[Data records]

————

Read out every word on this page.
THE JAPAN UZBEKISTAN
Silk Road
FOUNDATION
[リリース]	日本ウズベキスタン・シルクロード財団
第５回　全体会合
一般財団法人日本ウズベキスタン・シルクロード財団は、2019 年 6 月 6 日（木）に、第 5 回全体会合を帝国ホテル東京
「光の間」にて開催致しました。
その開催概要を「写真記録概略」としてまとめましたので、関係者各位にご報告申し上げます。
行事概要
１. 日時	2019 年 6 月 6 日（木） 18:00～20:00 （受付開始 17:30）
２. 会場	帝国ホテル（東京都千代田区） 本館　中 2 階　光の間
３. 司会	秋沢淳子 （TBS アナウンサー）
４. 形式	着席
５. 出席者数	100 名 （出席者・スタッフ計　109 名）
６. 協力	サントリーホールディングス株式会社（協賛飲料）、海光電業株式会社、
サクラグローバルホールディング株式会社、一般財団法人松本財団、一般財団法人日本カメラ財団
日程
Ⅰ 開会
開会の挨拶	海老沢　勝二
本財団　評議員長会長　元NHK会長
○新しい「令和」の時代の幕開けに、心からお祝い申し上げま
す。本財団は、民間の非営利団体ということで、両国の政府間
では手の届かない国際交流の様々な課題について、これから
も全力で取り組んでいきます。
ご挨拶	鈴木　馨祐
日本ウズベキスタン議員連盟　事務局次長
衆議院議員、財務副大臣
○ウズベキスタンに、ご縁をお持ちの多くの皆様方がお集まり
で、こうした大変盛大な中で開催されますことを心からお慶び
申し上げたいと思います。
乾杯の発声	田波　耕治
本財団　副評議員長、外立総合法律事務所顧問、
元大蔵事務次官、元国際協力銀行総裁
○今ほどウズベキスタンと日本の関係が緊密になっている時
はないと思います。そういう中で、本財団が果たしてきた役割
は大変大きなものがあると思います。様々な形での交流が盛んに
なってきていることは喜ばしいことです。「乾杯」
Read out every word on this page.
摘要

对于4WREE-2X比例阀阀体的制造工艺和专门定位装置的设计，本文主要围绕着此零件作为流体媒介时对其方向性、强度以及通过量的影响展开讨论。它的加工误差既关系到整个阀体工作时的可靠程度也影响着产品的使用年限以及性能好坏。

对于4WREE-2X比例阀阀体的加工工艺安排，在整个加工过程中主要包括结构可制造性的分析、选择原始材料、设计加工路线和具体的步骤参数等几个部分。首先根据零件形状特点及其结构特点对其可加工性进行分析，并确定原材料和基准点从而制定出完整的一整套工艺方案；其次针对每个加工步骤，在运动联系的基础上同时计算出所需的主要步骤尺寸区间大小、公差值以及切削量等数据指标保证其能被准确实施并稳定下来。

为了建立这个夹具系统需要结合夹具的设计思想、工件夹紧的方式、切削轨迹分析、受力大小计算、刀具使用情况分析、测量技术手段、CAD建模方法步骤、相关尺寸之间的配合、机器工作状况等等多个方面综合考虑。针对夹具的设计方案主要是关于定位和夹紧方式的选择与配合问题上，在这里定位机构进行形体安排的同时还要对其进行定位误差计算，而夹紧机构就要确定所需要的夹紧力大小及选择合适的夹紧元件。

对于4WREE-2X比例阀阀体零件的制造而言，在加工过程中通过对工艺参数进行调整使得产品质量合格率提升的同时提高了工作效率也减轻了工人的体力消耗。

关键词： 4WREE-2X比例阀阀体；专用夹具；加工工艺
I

————

* [Aim] Your task is to repeat every line exactly.

* [Output]
Read out every word on this page.
THE JAPAN UZBEKISTAN
Silk Road
FOUNDATION
[リリース]	日本ウズベキスタン・シルクロード財団
第５回　全体会合
一般財団法人日本ウズベキスタン・シルクロード財団は、2019 年 6 月 6 日（木）に、第 5 回全体会合を帝国ホテル東京
「光の間」にて開催致しました。
その開催概要を「写真記録概略」としてまとめましたので、関係者各位にご報告申し上げます。
行事概要
１. 日時	2019 年 6 月 6 日（木） 18:00～20:00 （受付開始 17:30）
２. 会場	帝国ホテル（東京都千代田区） 本館　中 2 階　光の間
３. 司会	秋沢淳子 （TBS アナウンサー）
４. 形式	着席
５. 出席者数	100 名 （出席者・スタッフ計　109 名）
６. 協力	サントリーホールディングス株式会社（協賛飲料）、海光電業株式会社、
サクラグローバルホールディング株式会社、一般財団法人松本財団、一般財団法人日本カメラ財団
日程
Ⅰ 開会
開会の挨拶	海老沢　勝二
本財団　評議員長会長　元NHK会長
○新しい「令和」の時代の幕開けに、心からお祝い申し上げま
す。本財団は、民間の非営利団体ということで、両国の政府間
では手の届かない国際交流の様々な課題について、これから
も全力で取り組んでいきます。
ご挨拶	鈴木　馨祐
日本ウズベキスタン議員連盟　事務局次長
衆議院議員、財務副大臣
○ウズベキスタンに、ご縁をお持ちの多くの皆様方がお集まり
で、こうした大変盛大な中で開催されますことを心からお慶び
申し上げたいと思います。
乾杯の発声	田波　耕治
本財団　副評議員長、外立総合法律事務所顧問、
元大蔵事務次官、元国際協力銀行総裁
○今ほどウズベキスタンと日本の関係が緊密になっている時
はないと思います。そういう中で、本財団が果たしてきた役割
は大変大きなものがあると思います。様々な形での交流が盛んに
なってきていることは喜ばしいことです。「乾杯」
Read out every word on this page.
摘要

对于4WREE-2X比例阀阀体的制造工艺和专门定位装置的设计，本文主要围绕着此零件作为流体媒介时对其方向性、强度以及通过量的影响展开讨论。它的加工误差既关系到整个阀体工作时的可靠程度也影响着产品的使用年限以及性能好坏。

对于4WREE-2X比例阀阀体的加工工艺安排，在整个加工过程中主要包括结构可制造性的分析、选择原始材料、设计加工路线和具体的步骤参数等几个部分。首先根据零件形状特点及其结构特点对其可加工性进行分析，并确定原材料和基准点从而制定出完整的一整套工艺方案；其次针对每个加工步骤，在运动联系的基础上同时计算出所需的主要步骤尺寸区间大小、公差值以及切削量等数据指标保证其能被准确实施并稳定下来。

为了建立这个夹具系统需要结合夹具的设计思想、工件夹紧的方式、切削轨迹分析、受力大小计算、刀具使用情况分析、测量技术手段、CAD建模方法步骤、相关尺寸之间的配合、机器工作状况等等多个方面综合考虑。针对夹具的设计方案主要是关于定位和夹紧方式的选择与配合问题上，在这里定位机构进行形体安排的同时还要对其进行定位误差计算，而夹紧机构就要确定所需要的夹紧力大小及选择合适的夹紧元件。

对于4WREE-2X比例阀阀体零件的制造而言，在加工过程中通过对工艺参数进行调整使得产品质量合格率提升的同时提高了工作效率也减轻了工人的体力消耗。

关键词： 4WREE-2X比例阀阀体；专用夹具；加工工艺
I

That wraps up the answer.